### What to do
Below is the data. Give it again, complete and exact.

### Data for this exercise
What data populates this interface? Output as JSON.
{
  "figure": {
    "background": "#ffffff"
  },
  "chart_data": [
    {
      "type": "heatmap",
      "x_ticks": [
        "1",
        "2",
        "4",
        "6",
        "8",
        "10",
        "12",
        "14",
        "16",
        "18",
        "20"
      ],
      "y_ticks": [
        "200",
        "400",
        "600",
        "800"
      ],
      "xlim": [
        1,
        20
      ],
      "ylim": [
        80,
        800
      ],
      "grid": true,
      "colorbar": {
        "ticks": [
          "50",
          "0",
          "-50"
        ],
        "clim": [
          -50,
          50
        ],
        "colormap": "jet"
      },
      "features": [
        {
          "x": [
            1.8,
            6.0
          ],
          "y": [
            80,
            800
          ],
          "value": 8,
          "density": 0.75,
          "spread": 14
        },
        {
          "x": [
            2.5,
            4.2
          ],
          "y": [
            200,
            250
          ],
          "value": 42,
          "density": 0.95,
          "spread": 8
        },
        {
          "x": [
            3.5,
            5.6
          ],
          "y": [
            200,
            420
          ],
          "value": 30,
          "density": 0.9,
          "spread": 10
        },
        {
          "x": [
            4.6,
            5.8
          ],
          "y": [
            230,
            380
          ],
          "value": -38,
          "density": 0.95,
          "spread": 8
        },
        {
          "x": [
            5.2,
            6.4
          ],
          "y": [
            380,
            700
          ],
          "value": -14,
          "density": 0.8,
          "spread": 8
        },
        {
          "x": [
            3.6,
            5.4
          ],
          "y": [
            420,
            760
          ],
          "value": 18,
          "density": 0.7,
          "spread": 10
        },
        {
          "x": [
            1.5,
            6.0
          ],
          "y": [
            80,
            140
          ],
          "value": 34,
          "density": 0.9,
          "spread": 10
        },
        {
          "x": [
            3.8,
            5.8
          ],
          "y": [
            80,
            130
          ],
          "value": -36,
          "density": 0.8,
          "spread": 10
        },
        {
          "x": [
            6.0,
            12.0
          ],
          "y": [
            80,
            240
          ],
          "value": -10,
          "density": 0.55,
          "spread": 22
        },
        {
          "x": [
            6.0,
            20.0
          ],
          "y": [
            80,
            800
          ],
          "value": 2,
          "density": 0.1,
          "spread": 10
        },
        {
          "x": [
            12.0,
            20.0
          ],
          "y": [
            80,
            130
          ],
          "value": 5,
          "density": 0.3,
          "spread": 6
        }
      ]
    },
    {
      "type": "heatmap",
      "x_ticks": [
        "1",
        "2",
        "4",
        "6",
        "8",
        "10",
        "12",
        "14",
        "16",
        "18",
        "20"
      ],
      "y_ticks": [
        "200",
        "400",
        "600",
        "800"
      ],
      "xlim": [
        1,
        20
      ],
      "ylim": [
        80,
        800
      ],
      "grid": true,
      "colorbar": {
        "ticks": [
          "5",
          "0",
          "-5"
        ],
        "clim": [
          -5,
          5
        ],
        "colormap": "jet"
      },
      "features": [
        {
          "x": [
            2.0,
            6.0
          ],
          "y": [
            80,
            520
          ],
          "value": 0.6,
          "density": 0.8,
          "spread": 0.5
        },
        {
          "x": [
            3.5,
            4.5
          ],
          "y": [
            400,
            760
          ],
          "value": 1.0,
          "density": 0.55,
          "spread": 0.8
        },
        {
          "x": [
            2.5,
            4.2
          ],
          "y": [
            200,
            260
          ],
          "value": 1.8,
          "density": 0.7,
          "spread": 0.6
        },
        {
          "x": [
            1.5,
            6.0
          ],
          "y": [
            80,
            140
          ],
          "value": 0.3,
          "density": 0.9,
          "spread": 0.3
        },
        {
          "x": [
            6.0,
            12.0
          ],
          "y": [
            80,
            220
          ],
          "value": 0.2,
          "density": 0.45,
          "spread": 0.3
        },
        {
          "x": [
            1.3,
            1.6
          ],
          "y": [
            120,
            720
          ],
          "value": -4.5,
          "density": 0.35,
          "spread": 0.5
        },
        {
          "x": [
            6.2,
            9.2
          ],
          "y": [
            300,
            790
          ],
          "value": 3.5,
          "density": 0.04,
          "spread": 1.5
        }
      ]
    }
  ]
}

### Result of this exercise
What data populates this interface? Output as JSON.
{
  "figure": {
    "background": "#ffffff"
  },
  "chart_data": [
    {
      "type": "heatmap",
      "x_ticks": [
        "1",
        "2",
        "4",
        "6",
        "8",
        "10",
        "12",
        "14",
        "16",
        "18",
        "20"
      ],
      "y_ticks": [
        "200",
        "400",
        "600",
        "800"
      ],
      "xlim": [
        1,
        20
      ],
      "ylim": [
        80,
        800
      ],
      "grid": true,
      "colorbar": {
        "ticks": [
          "50",
          "0",
          "-50"
        ],
        "clim": [
          -50,
          50
        ],
        "colormap": "jet"
      },
      "features": [
        {
          "x": [
            1.8,
            6.0
          ],
          "y": [
            80,
            800
          ],
          "value": 8,
          "density": 0.75,
          "spread": 14
        },
        {
          "x": [
            2.5,
            4.2
          ],
          "y": [
            200,
            250
          ],
          "value": 42,
          "density": 0.95,
          "spread": 8
        },
        {
          "x": [
            3.5,
            5.6
          ],
          "y": [
            200,
            420
          ],
          "value": 30,
          "density": 0.9,
          "spread": 10
        },
        {
          "x": [
            4.6,
            5.8
          ],
          "y": [
            230,
            380
          ],
          "value": -38,
          "density": 0.95,
          "spread": 8
        },
        {
          "x": [
            5.2,
            6.4
          ],
          "y": [
            380,
            700
          ],
          "value": -14,
          "density": 0.8,
          "spread": 8
        },
        {
          "x": [
            3.6,
            5.4
          ],
          "y": [
            420,
            760
          ],
          "value": 18,
          "density": 0.7,
          "spread": 10
        },
        {
          "x": [
            1.5,
            6.0
          ],
          "y": [
            80,
            140
          ],
          "value": 34,
          "density": 0.9,
          "spread": 10
        },
        {
          "x": [
            3.8,
            5.8
          ],
          "y": [
            80,
            130
          ],
          "value": -36,
          "density": 0.8,
          "spread": 10
        },
        {
          "x": [
            6.0,
            12.0
          ],
          "y": [
            80,
            240
          ],
          "value": -10,
          "density": 0.55,
          "spread": 22
        },
        {
          "x": [
            6.0,
            20.0
          ],
          "y": [
            80,
            800
          ],
          "value": 2,
          "density": 0.1,
          "spread": 10
        },
        {
          "x": [
            12.0,
            20.0
          ],
          "y": [
            80,
            130
          ],
          "value": 5,
          "density": 0.3,
          "spread": 6
        }
      ]
    },
    {
      "type": "heatmap",
      "x_ticks": [
        "1",
        "2",
        "4",
        "6",
        "8",
        "10",
        "12",
        "14",
        "16",
        "18",
        "20"
      ],
      "y_ticks": [
        "200",
        "400",
        "600",
        "800"
      ],
      "xlim": [
        1,
        20
      ],
      "ylim": [
        80,
        800
      ],
      "grid": true,
      "colorbar": {
        "ticks": [
          "5",
          "0",
          "-5"
        ],
        "clim": [
          -5,
          5
        ],
        "colormap": "jet"
      },
      "features": [
        {
          "x": [
            2.0,
            6.0
          ],
          "y": [
            80,
            520
          ],
          "value": 0.6,
          "density": 0.8,
          "spread": 0.5
        },
        {
          "x": [
            3.5,
            4.5
          ],
          "y": [
            400,
            760
          ],
          "value": 1.0,
          "density": 0.55,
          "spread": 0.8
        },
        {
          "x": [
            2.5,
            4.2
          ],
          "y": [
            200,
            260
          ],
          "value": 1.8,
          "density": 0.7,
          "spread": 0.6
        },
        {
          "x": [
            1.5,
            6.0
          ],
          "y": [
            80,
            140
          ],
          "value": 0.3,
          "density": 0.9,
          "spread": 0.3
        },
        {
          "x": [
            6.0,
            12.0
          ],
          "y": [
            80,
            220
          ],
          "value": 0.2,
          "density": 0.45,
          "spread": 0.3
        },
        {
          "x": [
            1.3,
            1.6
          ],
          "y": [
            120,
            720
          ],
          "value": -4.5,
          "density": 0.35,
          "spread": 0.5
        },
        {
          "x": [
            6.2,
            9.2
          ],
          "y": [
            300,
            790
          ],
          "value": 3.5,
          "density": 0.04,
          "spread": 1.5
        }
      ]
    }
  ]
}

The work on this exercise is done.